▸ Set task
Can you format the lines that run from the one containing "Localize each UI" through the one containing "series-line bbox=[177, 1410, 1437, 1580]" as a numbered list, omitting any blank lines? Include both end lines and nothing outside that span.

▸ Records for processing
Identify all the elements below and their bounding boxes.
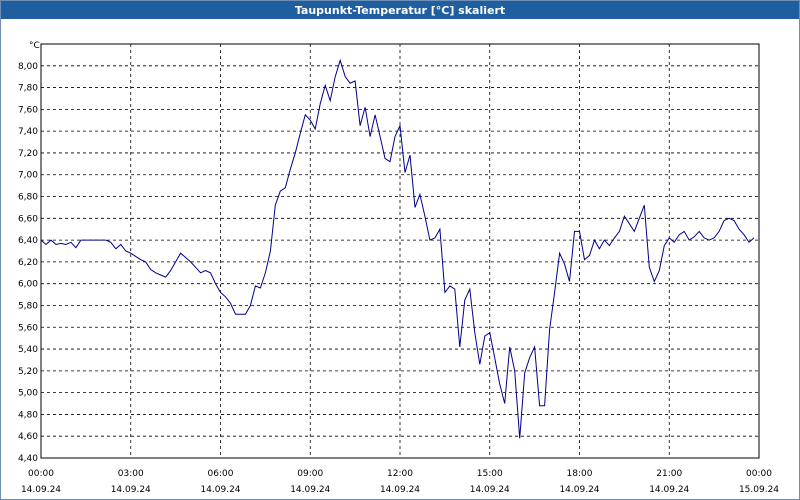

--

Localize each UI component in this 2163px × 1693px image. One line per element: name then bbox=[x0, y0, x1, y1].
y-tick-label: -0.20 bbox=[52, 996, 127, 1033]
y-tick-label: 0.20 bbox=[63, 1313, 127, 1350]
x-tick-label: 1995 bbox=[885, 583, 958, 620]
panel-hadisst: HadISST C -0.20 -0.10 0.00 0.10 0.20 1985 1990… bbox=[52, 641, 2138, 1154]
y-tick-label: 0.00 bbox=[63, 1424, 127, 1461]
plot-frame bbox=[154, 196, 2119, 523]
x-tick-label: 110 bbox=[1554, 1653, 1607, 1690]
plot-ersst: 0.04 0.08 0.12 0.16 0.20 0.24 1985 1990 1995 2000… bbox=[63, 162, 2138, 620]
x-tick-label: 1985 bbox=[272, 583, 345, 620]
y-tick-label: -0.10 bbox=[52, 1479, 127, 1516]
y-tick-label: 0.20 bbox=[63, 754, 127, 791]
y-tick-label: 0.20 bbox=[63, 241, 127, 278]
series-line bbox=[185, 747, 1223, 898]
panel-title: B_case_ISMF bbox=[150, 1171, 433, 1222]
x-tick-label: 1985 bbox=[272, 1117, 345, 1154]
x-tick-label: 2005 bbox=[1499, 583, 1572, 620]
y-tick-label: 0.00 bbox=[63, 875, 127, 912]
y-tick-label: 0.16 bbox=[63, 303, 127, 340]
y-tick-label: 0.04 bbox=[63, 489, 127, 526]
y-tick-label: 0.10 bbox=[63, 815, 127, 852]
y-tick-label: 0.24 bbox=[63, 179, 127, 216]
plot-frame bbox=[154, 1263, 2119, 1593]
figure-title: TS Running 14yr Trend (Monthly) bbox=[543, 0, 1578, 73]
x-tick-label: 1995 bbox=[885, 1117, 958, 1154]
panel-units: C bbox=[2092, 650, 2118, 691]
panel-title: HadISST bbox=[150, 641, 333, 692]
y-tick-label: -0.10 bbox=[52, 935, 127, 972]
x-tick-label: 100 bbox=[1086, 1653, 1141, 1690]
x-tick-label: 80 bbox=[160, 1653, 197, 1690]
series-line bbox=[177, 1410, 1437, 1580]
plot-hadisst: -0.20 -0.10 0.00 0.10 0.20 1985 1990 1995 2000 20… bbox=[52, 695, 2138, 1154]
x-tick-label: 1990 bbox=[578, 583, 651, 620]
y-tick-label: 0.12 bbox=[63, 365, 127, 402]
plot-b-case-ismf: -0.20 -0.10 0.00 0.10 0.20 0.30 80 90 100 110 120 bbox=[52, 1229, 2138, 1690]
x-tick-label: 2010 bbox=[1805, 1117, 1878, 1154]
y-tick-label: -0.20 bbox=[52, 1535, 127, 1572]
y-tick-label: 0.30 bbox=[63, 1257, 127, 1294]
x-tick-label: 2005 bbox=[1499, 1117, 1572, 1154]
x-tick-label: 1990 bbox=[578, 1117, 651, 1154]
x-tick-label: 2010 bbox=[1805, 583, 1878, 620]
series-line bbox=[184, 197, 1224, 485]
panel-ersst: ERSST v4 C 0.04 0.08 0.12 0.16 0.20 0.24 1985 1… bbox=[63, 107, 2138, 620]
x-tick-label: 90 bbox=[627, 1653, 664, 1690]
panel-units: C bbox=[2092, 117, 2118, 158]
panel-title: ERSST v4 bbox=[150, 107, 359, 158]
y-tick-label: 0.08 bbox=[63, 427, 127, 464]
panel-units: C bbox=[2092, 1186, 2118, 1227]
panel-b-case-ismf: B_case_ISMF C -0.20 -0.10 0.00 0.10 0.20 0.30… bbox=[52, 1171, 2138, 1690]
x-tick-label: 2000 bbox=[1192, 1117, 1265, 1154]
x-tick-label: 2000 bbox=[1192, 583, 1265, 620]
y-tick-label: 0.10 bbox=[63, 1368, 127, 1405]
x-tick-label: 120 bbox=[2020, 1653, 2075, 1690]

▸ Exercise solution
1. Localize each UI component in this 2163px × 1693px image. One line per element: name then bbox=[x0, y0, x1, y1].
2. y-tick-label: -0.20 bbox=[52, 996, 127, 1033]
3. y-tick-label: 0.20 bbox=[63, 1313, 127, 1350]
4. x-tick-label: 1995 bbox=[885, 583, 958, 620]
5. panel-hadisst: HadISST C -0.20 -0.10 0.00 0.10 0.20 1985 1990… bbox=[52, 641, 2138, 1154]
6. y-tick-label: 0.00 bbox=[63, 1424, 127, 1461]
7. plot-frame bbox=[154, 196, 2119, 523]
8. x-tick-label: 110 bbox=[1554, 1653, 1607, 1690]
9. plot-ersst: 0.04 0.08 0.12 0.16 0.20 0.24 1985 1990 1995 2000… bbox=[63, 162, 2138, 620]
10. x-tick-label: 1985 bbox=[272, 583, 345, 620]
11. y-tick-label: -0.10 bbox=[52, 1479, 127, 1516]
12. y-tick-label: 0.20 bbox=[63, 754, 127, 791]
13. y-tick-label: 0.20 bbox=[63, 241, 127, 278]
14. series-line bbox=[185, 747, 1223, 898]
15. panel-title: B_case_ISMF bbox=[150, 1171, 433, 1222]
16. x-tick-label: 1985 bbox=[272, 1117, 345, 1154]
17. x-tick-label: 2005 bbox=[1499, 583, 1572, 620]
18. y-tick-label: 0.00 bbox=[63, 875, 127, 912]
19. y-tick-label: 0.16 bbox=[63, 303, 127, 340]
20. y-tick-label: 0.04 bbox=[63, 489, 127, 526]
21. y-tick-label: 0.10 bbox=[63, 815, 127, 852]
22. y-tick-label: 0.24 bbox=[63, 179, 127, 216]
23. plot-frame bbox=[154, 1263, 2119, 1593]
24. figure-title: TS Running 14yr Trend (Monthly) bbox=[543, 0, 1578, 73]
25. x-tick-label: 1995 bbox=[885, 1117, 958, 1154]
26. panel-units: C bbox=[2092, 650, 2118, 691]
27. panel-title: HadISST bbox=[150, 641, 333, 692]
28. y-tick-label: -0.10 bbox=[52, 935, 127, 972]
29. x-tick-label: 100 bbox=[1086, 1653, 1141, 1690]
30. x-tick-label: 80 bbox=[160, 1653, 197, 1690]
31. series-line bbox=[177, 1410, 1437, 1580]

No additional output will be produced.